Work instructions:
(a) Answer these questions using the baseball passage.
(i) In what year did the narrator join SABR?
(ii) Who is the documentary filmmaker the narrator befriended?
(iii) Whom does the narrator wish could learn what the nations of baseball have taught?
(b) Write out the stretch of the baseball passage from "First off, I" through "past few years.", copying it word for word.
(c) Go on with the baseball passage, picking up after its final sentence.

Text excerpt:
+++
Sometime in 2012, then, I pushed myself to break out of my nationalistic patterns by joining SABR and attending my first convention. I also joined the Baseball Reliquary and started contemplating the “eternal” worth of players outside my baseball geography like Lefty O’Doul, Rusty Staub, and Luis Tiant. I started playing Fantasy Baseball and sincerely rooting for players on just about every team in the league. I joined several passionate baseball groups on Facebook, where I argued and defended my team and learned not to get too worked up when someone told me just how much they hated Tom Lasorda and anything to do with Dodger Blue. I met and became friends with people like the author Dan Epstein, the writer Jeff Polman, the artist Greg Jezewski, and the documentary filmmaker Jon Leonoudakis. None of these people were even remotely members of my baseball nation, and yet it turned out they were members of the nation of really great people. In time, under the influence of this new openness, I started feeling calmer, more accepting and at ease. In time I began to understand what drove my grandfather. And in time I also had a two other realizations.
First off, I realized that, stuck as we each are with our own baseball nationalities, and trapped as we are within our baseball geographies, we still exist in a much larger, very flourishing ecosystem of disparate and diverse nations. Some of these nations, sure, will be rivals to us. A few may even declare themselves to be our enemies. But this is all fine. Because in the bigger picture all baseball nations are compatriots. All the different baseball geographies, as unique from each other as they may be, still are fundamentally bound together by the larger truth that we’re more alike than we are different. I only wish the Brexit folk, and those who preach the gospel of exclusion and separation, could learn what the nations of baseball have taught me over the past few years.

Unexpectedly, Michael Fallon came to admire Reggie Jackson.
+++
Extracted material:
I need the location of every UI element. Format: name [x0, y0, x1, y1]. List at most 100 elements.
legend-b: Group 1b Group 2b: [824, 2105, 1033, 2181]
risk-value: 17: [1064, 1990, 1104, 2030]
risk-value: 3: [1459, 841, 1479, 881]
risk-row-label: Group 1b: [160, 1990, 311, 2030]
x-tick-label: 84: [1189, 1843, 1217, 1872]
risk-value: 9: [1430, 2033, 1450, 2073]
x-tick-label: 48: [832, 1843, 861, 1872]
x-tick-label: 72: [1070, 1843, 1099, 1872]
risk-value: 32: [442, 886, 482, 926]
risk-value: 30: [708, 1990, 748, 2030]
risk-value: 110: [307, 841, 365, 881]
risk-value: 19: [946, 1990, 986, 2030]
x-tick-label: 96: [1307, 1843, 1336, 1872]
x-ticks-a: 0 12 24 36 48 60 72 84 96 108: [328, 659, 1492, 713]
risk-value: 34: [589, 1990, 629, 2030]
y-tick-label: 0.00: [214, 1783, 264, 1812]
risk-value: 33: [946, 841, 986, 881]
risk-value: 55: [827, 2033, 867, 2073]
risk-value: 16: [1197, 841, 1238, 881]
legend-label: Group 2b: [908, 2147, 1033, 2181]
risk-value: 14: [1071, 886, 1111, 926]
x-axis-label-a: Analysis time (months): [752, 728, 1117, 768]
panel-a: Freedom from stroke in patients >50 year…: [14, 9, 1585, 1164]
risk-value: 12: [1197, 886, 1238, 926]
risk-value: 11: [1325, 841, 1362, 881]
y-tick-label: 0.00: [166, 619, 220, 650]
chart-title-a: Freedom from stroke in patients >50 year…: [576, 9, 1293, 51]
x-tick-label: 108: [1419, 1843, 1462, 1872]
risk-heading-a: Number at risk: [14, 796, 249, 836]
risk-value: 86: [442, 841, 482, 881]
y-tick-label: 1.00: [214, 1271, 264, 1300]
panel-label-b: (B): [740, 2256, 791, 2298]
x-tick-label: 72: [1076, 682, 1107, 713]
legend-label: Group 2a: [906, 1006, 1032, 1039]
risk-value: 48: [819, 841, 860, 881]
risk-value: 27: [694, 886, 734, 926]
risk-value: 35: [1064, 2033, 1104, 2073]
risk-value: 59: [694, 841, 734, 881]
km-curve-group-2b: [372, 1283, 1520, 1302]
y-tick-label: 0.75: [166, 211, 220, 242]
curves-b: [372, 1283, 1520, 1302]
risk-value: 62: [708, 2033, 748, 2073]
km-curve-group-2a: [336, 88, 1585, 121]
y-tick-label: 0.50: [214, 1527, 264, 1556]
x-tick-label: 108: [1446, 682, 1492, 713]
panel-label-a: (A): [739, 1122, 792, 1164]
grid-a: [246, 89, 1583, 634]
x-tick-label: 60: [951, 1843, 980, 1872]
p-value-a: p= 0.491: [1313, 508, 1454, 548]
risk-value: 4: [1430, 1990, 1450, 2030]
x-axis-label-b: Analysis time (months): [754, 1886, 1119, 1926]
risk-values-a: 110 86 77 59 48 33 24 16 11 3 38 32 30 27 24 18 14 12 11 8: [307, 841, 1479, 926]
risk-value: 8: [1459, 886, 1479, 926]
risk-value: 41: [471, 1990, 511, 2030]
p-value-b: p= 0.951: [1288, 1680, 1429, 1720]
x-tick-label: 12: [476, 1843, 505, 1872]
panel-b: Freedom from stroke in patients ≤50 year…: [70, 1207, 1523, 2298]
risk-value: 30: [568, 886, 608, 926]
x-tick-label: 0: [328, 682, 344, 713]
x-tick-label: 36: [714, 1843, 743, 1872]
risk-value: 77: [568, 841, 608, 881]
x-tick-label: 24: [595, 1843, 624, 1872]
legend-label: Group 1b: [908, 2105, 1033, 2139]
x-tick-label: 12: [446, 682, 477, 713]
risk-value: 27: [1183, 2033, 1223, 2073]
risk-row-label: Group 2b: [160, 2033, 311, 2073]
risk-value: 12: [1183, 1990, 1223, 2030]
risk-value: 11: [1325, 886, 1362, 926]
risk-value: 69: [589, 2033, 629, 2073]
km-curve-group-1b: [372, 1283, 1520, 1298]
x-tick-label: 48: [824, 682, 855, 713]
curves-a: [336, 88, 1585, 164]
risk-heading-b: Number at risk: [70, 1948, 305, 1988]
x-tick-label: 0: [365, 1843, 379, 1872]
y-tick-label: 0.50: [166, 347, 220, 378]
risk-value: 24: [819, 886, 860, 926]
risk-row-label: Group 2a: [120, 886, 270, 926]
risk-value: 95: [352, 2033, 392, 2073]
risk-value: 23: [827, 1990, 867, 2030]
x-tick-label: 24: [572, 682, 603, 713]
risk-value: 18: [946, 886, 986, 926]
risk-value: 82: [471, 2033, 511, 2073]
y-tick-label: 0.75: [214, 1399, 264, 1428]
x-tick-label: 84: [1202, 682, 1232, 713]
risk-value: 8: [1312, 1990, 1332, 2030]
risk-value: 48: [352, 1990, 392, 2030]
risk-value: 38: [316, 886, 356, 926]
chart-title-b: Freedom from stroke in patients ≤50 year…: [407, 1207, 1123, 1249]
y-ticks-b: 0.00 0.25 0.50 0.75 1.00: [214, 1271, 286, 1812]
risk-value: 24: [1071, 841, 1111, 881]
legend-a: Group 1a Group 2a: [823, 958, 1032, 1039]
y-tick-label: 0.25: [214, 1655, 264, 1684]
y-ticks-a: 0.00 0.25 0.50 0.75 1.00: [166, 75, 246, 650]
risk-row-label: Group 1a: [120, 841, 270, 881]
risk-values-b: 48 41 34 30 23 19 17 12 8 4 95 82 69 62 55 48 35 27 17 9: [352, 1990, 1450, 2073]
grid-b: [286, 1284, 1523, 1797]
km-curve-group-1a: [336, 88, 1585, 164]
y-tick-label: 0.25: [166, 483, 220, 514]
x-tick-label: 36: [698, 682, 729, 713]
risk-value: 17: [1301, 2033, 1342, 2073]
+++
Your responses:
(a)
(i) 2012
(ii) Jon Leonoudakis
(iii) The Brexit folk, and those who preach the gospel of exclusion and separation

(b)
First off, I realized that, stuck as we each are with our own baseball nationalities, and trapped as we are within our baseball geographies, we still exist in a much larger, very flourishing ecosystem of disparate and diverse nations. Some of these nations, sure, will be rivals to us. A few may even declare themselves to be our enemies. But this is all fine. Because in the bigger picture all baseball nations are compatriots. All the different baseball geographies, as unique from each other as they may be, still are fundamentally bound together by the larger truth that we’re more alike than we are different. I only wish the Brexit folk, and those who preach the gospel of exclusion and separation, could learn what the nations of baseball have taught me over the past few years.

(c)
Additionally, I also realized a completely unexpected thing in the process of researching and writing this book and preparing for its publication. That is, the more I learned about him, the more I understood how he prepared to play the game despite what he had to deal with, and the more I realized the uniqueness of his stunning (and, to me, heart-breaking) accomplishments, the more I actually came to admire Reggie Jackson. Yes, I said it, and much as I know Tommy Lasorda would probably scream a thousand obscenities at me for saying this, I can’t help it. This guy I had hated, with blind allegiance to my nation, from the age of 11, became, through the process of introspection I began in 2010, someone I admired.
So in the end, I just have to say that I wish everyone would know what I now do: That baseball connects us in the midst of our differences. That our differences are really nothing in comparison to how strongly our baseball selves, and our human selves, are similar. It only took six years and the publication of a fairly sizable book for me to learn this. But for this I will be eternally grateful.
And I am grateful too for your time and attention. Thank you very much.
A writer on arts and culture based in Minnesota, Michael Fallon is the author of Dodgerland: Decadent Los Angeles and the 1977-78 Dodgers and Creating the Future: Art and Los Angeles in the 1970s.